REQUIRED WORK:
Write out every line of the records below word for word, keeping them in the same order.

++++++++++++++++++++

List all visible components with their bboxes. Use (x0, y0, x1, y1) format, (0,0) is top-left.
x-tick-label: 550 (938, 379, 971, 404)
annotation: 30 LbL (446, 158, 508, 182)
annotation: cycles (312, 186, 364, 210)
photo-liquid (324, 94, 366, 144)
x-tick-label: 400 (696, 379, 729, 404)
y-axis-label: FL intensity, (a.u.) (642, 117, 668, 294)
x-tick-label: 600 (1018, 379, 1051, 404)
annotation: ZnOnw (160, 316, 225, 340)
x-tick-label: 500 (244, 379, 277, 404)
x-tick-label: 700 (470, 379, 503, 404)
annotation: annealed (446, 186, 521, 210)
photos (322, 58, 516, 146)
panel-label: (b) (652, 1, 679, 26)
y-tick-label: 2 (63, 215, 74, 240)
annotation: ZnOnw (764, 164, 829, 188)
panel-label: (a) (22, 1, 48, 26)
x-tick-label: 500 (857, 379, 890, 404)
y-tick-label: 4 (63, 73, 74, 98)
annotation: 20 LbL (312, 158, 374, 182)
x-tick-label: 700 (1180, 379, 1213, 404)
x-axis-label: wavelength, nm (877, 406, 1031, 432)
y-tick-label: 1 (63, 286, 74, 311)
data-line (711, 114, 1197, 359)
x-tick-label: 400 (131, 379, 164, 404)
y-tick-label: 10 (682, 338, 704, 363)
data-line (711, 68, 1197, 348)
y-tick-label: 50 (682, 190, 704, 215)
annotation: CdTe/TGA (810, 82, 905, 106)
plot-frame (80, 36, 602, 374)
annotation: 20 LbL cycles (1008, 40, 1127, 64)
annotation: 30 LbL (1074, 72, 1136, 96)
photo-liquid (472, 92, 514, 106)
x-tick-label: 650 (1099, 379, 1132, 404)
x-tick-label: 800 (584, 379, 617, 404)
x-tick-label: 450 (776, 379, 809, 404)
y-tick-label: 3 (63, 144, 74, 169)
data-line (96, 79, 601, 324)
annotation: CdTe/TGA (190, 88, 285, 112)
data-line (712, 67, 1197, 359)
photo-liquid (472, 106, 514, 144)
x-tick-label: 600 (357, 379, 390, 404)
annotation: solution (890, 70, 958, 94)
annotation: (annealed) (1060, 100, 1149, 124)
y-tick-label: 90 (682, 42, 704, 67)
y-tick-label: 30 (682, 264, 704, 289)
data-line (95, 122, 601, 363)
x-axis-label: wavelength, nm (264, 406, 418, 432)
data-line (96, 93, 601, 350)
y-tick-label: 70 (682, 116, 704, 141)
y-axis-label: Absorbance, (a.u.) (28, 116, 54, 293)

++++++++++++++++++++

FULL RESPONSE:
List all visible components with their bboxes. Use (x0, y0, x1, y1) format, (0,0) is top-left.
x-tick-label: 550 (938, 379, 971, 404)
annotation: 30 LbL (446, 158, 508, 182)
annotation: cycles (312, 186, 364, 210)
photo-liquid (324, 94, 366, 144)
x-tick-label: 400 (696, 379, 729, 404)
y-axis-label: FL intensity, (a.u.) (642, 117, 668, 294)
x-tick-label: 600 (1018, 379, 1051, 404)
annotation: ZnOnw (160, 316, 225, 340)
x-tick-label: 500 (244, 379, 277, 404)
x-tick-label: 700 (470, 379, 503, 404)
annotation: annealed (446, 186, 521, 210)
photos (322, 58, 516, 146)
panel-label: (b) (652, 1, 679, 26)
y-tick-label: 2 (63, 215, 74, 240)
annotation: ZnOnw (764, 164, 829, 188)
panel-label: (a) (22, 1, 48, 26)
x-tick-label: 500 (857, 379, 890, 404)
y-tick-label: 4 (63, 73, 74, 98)
annotation: 20 LbL (312, 158, 374, 182)
x-tick-label: 700 (1180, 379, 1213, 404)
x-axis-label: wavelength, nm (877, 406, 1031, 432)
y-tick-label: 1 (63, 286, 74, 311)
data-line (711, 114, 1197, 359)
x-tick-label: 400 (131, 379, 164, 404)
y-tick-label: 10 (682, 338, 704, 363)
data-line (711, 68, 1197, 348)
y-tick-label: 50 (682, 190, 704, 215)
annotation: CdTe/TGA (810, 82, 905, 106)
plot-frame (80, 36, 602, 374)
annotation: 20 LbL cycles (1008, 40, 1127, 64)
annotation: 30 LbL (1074, 72, 1136, 96)
photo-liquid (472, 92, 514, 106)
x-tick-label: 650 (1099, 379, 1132, 404)
x-tick-label: 800 (584, 379, 617, 404)
x-tick-label: 450 (776, 379, 809, 404)
y-tick-label: 3 (63, 144, 74, 169)
data-line (96, 79, 601, 324)
annotation: CdTe/TGA (190, 88, 285, 112)
data-line (712, 67, 1197, 359)
photo-liquid (472, 106, 514, 144)
x-tick-label: 600 (357, 379, 390, 404)
annotation: solution (890, 70, 958, 94)
annotation: (annealed) (1060, 100, 1149, 124)
y-tick-label: 90 (682, 42, 704, 67)
y-tick-label: 30 (682, 264, 704, 289)
data-line (95, 122, 601, 363)
x-axis-label: wavelength, nm (264, 406, 418, 432)
data-line (96, 93, 601, 350)
y-tick-label: 70 (682, 116, 704, 141)
y-axis-label: Absorbance, (a.u.) (28, 116, 54, 293)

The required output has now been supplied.